CONSIGNES:
- 1) Répondez à ces questions d'après le récit du combat aérien.
(a) Combien de 109 Houzé aperçoit-il d'abord dans le nord ?
(b) Combien d'appareils compte chaque escadrille allemande ?
(c) Quel âge a Houzé ?
- 2) Poursuivez le récit du combat aérien à partir de sa dernière phrase.

Au moment où le dispositif atteignait les lignes en partie couvertes par un important système nuageux, Houzé aperçut soudain une vingtaine de 109 qui évoluaient à la même altitude que les Curtiss, à quelques kilomètres dans le nord. Ils semblaient jouer à cache-cache avec les nuages gris et noir. Houzé qui inspectait le ciel, en compta une dizaine d'autres qui se tenaient à environ 1.000 m du premier groupe. Pour la première fois de cette guerre, les chasseurs français allaient affronter un groupe complet.

Bf 112
Messerschmidt Bf-109

Chaque groupe allemand, quelle que fut sa subdivision d'arme (chasse, reconnaissance, bombardement) était divisé en trois escadrilles. chacune d'elle comprenait 15 appareils : 9 avions en ligne, 3 en réserve d’escadrille avec équipages, 3 en réserve de parc, sans équipages. Sensiblement à l'image des escadrilles françaises mais avec une de plus par groupe.

Houzé, à 29 ans, s'était acquis la solide réputation d'être un pilote de classe exceptionnelle et le meilleur chef de dispositif du 2/5. Il allait d'ailleurs le prouver à maintes reprises au cours de cette campagne de France et démontrer qu'il était plus soucieux de veiller sur ses pilotes et de dégager l’un d'entre eux en mauvaise posture, que de "courir après les victoires". Un excellent manœuvrier, calme, froid qui ne laissait jamais rien au hasard.

Il profita aussitôt du soleil qui lui était favorable pour prendre l'avantage sur la patrouille haute des 109, mais cette manœuvre commandée par radio ne fut pas suivie par les deux patrouilles d’accompagnement qui se retrouvèrent en dessous d'Houzé et trop loin sur sa droite. L'officier revint alors vers elIes tout en continuant de grimper en virant pour se rapprocher de l’ennemi.

DONNÉES:
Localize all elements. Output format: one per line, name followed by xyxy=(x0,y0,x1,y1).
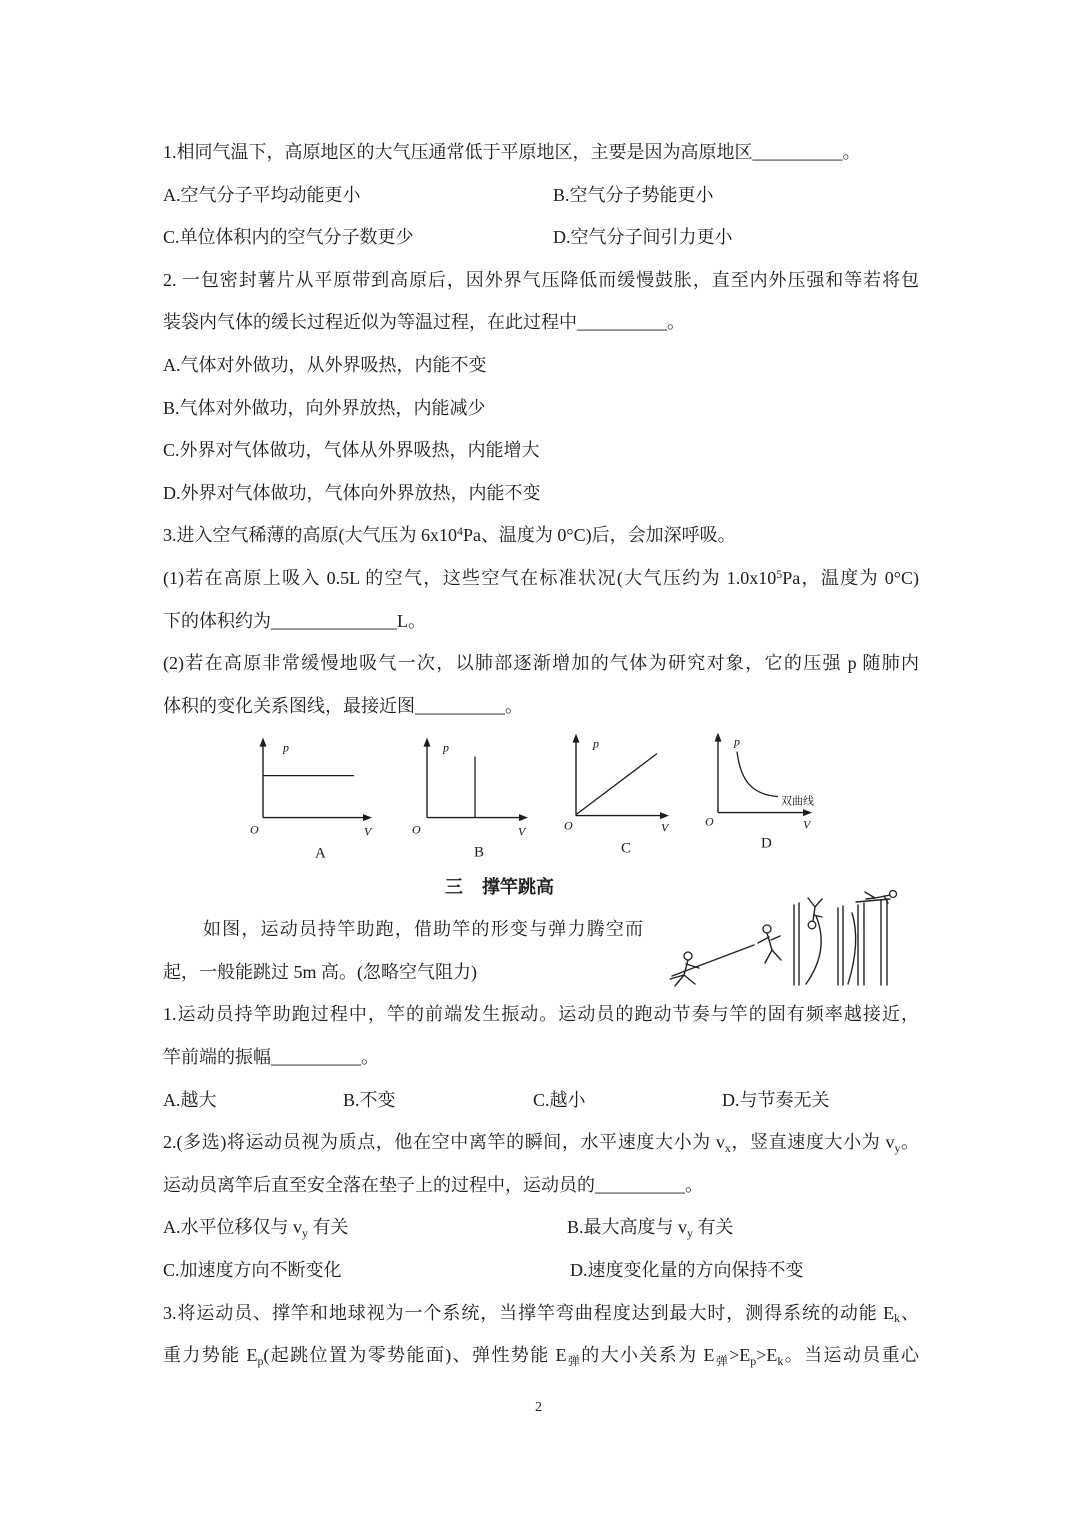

CORRIGÉ:
- 1)
(a) Une vingtaine.
(b) 15 appareils.
(c) 29 ans.

- 2)
C’est le moment que choisirent les Allemands pour déclencher leur attaque. Les deux formations inférieures plongèrent sur les patrouilles de Lefol et de Dugoujon sur lesquelles elles bénéficiaient d'une confortable supériorité d'altitude, tandis que la patrouille supérieure s'engageait contre celle d'Houzé qu'elle dominait également.

Ce fut aussitôt le signal de la dislocation et le commencement d'un grand cirque. Un fantastique mêlée tournoyante, fait de combats individuels, succession de passes rapides, de parades brutales, de contre-attaques foudroyantes au cours desquelles les pilotes avaient le plus souvent "les yeux derrière la tête". Pendant une fraction de seconde, un pilote essayait d'ajuster un adversaire. Il croyait l'avoir au centre de son collimateur et brusquement il recevait au même instant dans les plans, une rafale qui l'obligeait à abandonner cette victime choisie pour se battre avec son agresseur qui, bien placé, s'apprêtait à le descendre.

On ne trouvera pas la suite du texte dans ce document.